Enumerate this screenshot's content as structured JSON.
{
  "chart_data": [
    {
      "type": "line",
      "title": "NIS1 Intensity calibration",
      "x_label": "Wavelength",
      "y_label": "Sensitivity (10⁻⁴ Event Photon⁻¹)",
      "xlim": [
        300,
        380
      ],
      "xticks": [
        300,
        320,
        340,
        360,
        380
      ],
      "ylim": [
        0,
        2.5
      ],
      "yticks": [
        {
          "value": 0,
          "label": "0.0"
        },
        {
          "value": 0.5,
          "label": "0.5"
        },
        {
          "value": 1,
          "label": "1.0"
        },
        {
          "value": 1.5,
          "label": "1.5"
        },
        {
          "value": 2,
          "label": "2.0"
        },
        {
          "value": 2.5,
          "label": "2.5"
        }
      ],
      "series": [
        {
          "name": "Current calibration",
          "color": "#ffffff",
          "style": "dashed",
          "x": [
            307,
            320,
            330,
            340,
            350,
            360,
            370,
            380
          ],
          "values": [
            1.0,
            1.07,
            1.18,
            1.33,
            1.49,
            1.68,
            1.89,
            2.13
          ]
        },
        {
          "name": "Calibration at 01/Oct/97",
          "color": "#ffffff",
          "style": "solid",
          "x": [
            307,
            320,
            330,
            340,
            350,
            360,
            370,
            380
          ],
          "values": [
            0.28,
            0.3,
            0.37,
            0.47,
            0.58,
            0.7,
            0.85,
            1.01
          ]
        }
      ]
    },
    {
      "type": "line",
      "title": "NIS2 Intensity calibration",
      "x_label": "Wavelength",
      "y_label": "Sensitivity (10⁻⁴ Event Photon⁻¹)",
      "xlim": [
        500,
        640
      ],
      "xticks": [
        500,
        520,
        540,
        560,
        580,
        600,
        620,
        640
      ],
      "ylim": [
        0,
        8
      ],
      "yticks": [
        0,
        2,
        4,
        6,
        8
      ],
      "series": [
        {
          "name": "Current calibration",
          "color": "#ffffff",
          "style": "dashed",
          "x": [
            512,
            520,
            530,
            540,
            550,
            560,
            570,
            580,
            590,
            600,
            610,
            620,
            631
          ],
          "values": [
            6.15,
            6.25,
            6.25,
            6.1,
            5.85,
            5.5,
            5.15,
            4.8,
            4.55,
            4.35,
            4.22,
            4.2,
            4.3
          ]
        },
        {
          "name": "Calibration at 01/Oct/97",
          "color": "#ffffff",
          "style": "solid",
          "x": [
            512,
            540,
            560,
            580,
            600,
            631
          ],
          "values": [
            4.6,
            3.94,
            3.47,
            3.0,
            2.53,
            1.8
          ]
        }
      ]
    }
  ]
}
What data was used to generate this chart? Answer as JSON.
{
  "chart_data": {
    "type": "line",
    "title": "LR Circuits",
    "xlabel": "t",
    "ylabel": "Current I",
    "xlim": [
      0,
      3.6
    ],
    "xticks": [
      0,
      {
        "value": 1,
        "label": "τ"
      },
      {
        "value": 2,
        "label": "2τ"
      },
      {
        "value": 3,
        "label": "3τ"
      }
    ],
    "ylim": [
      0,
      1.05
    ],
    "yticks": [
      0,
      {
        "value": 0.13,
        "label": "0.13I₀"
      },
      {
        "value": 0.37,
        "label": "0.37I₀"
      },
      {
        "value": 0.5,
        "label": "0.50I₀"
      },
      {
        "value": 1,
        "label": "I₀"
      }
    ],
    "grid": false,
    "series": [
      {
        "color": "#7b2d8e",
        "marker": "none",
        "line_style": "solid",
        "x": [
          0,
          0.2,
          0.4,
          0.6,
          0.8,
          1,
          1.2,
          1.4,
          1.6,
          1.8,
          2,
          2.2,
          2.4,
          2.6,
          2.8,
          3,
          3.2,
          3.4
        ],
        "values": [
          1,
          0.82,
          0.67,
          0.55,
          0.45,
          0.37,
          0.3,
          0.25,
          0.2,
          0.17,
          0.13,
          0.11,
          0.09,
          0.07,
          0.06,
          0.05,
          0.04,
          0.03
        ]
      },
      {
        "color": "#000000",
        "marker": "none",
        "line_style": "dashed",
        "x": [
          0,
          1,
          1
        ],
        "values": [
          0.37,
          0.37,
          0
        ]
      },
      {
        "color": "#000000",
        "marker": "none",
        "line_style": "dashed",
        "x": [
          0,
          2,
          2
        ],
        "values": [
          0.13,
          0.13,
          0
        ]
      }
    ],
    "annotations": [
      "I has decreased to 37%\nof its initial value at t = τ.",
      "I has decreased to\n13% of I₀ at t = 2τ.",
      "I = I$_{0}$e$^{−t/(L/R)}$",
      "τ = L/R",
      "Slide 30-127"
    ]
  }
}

Exercise instructions: Faithfully reproduce all of the records, character for character.

The response:
Enumerate this screenshot's content as structured JSON.
{
  "chart_data": [
    {
      "type": "line",
      "title": "NIS1 Intensity calibration",
      "x_label": "Wavelength",
      "y_label": "Sensitivity (10⁻⁴ Event Photon⁻¹)",
      "xlim": [
        300,
        380
      ],
      "xticks": [
        300,
        320,
        340,
        360,
        380
      ],
      "ylim": [
        0,
        2.5
      ],
      "yticks": [
        {
          "value": 0,
          "label": "0.0"
        },
        {
          "value": 0.5,
          "label": "0.5"
        },
        {
          "value": 1,
          "label": "1.0"
        },
        {
          "value": 1.5,
          "label": "1.5"
        },
        {
          "value": 2,
          "label": "2.0"
        },
        {
          "value": 2.5,
          "label": "2.5"
        }
      ],
      "series": [
        {
          "name": "Current calibration",
          "color": "#ffffff",
          "style": "dashed",
          "x": [
            307,
            320,
            330,
            340,
            350,
            360,
            370,
            380
          ],
          "values": [
            1.0,
            1.07,
            1.18,
            1.33,
            1.49,
            1.68,
            1.89,
            2.13
          ]
        },
        {
          "name": "Calibration at 01/Oct/97",
          "color": "#ffffff",
          "style": "solid",
          "x": [
            307,
            320,
            330,
            340,
            350,
            360,
            370,
            380
          ],
          "values": [
            0.28,
            0.3,
            0.37,
            0.47,
            0.58,
            0.7,
            0.85,
            1.01
          ]
        }
      ]
    },
    {
      "type": "line",
      "title": "NIS2 Intensity calibration",
      "x_label": "Wavelength",
      "y_label": "Sensitivity (10⁻⁴ Event Photon⁻¹)",
      "xlim": [
        500,
        640
      ],
      "xticks": [
        500,
        520,
        540,
        560,
        580,
        600,
        620,
        640
      ],
      "ylim": [
        0,
        8
      ],
      "yticks": [
        0,
        2,
        4,
        6,
        8
      ],
      "series": [
        {
          "name": "Current calibration",
          "color": "#ffffff",
          "style": "dashed",
          "x": [
            512,
            520,
            530,
            540,
            550,
            560,
            570,
            580,
            590,
            600,
            610,
            620,
            631
          ],
          "values": [
            6.15,
            6.25,
            6.25,
            6.1,
            5.85,
            5.5,
            5.15,
            4.8,
            4.55,
            4.35,
            4.22,
            4.2,
            4.3
          ]
        },
        {
          "name": "Calibration at 01/Oct/97",
          "color": "#ffffff",
          "style": "solid",
          "x": [
            512,
            540,
            560,
            580,
            600,
            631
          ],
          "values": [
            4.6,
            3.94,
            3.47,
            3.0,
            2.53,
            1.8
          ]
        }
      ]
    }
  ]
}
What data was used to generate this chart? Answer as JSON.
{
  "chart_data": {
    "type": "line",
    "title": "LR Circuits",
    "xlabel": "t",
    "ylabel": "Current I",
    "xlim": [
      0,
      3.6
    ],
    "xticks": [
      0,
      {
        "value": 1,
        "label": "τ"
      },
      {
        "value": 2,
        "label": "2τ"
      },
      {
        "value": 3,
        "label": "3τ"
      }
    ],
    "ylim": [
      0,
      1.05
    ],
    "yticks": [
      0,
      {
        "value": 0.13,
        "label": "0.13I₀"
      },
      {
        "value": 0.37,
        "label": "0.37I₀"
      },
      {
        "value": 0.5,
        "label": "0.50I₀"
      },
      {
        "value": 1,
        "label": "I₀"
      }
    ],
    "grid": false,
    "series": [
      {
        "color": "#7b2d8e",
        "marker": "none",
        "line_style": "solid",
        "x": [
          0,
          0.2,
          0.4,
          0.6,
          0.8,
          1,
          1.2,
          1.4,
          1.6,
          1.8,
          2,
          2.2,
          2.4,
          2.6,
          2.8,
          3,
          3.2,
          3.4
        ],
        "values": [
          1,
          0.82,
          0.67,
          0.55,
          0.45,
          0.37,
          0.3,
          0.25,
          0.2,
          0.17,
          0.13,
          0.11,
          0.09,
          0.07,
          0.06,
          0.05,
          0.04,
          0.03
        ]
      },
      {
        "color": "#000000",
        "marker": "none",
        "line_style": "dashed",
        "x": [
          0,
          1,
          1
        ],
        "values": [
          0.37,
          0.37,
          0
        ]
      },
      {
        "color": "#000000",
        "marker": "none",
        "line_style": "dashed",
        "x": [
          0,
          2,
          2
        ],
        "values": [
          0.13,
          0.13,
          0
        ]
      }
    ],
    "annotations": [
      "I has decreased to 37%\nof its initial value at t = τ.",
      "I has decreased to\n13% of I₀ at t = 2τ.",
      "I = I$_{0}$e$^{−t/(L/R)}$",
      "τ = L/R",
      "Slide 30-127"
    ]
  }
}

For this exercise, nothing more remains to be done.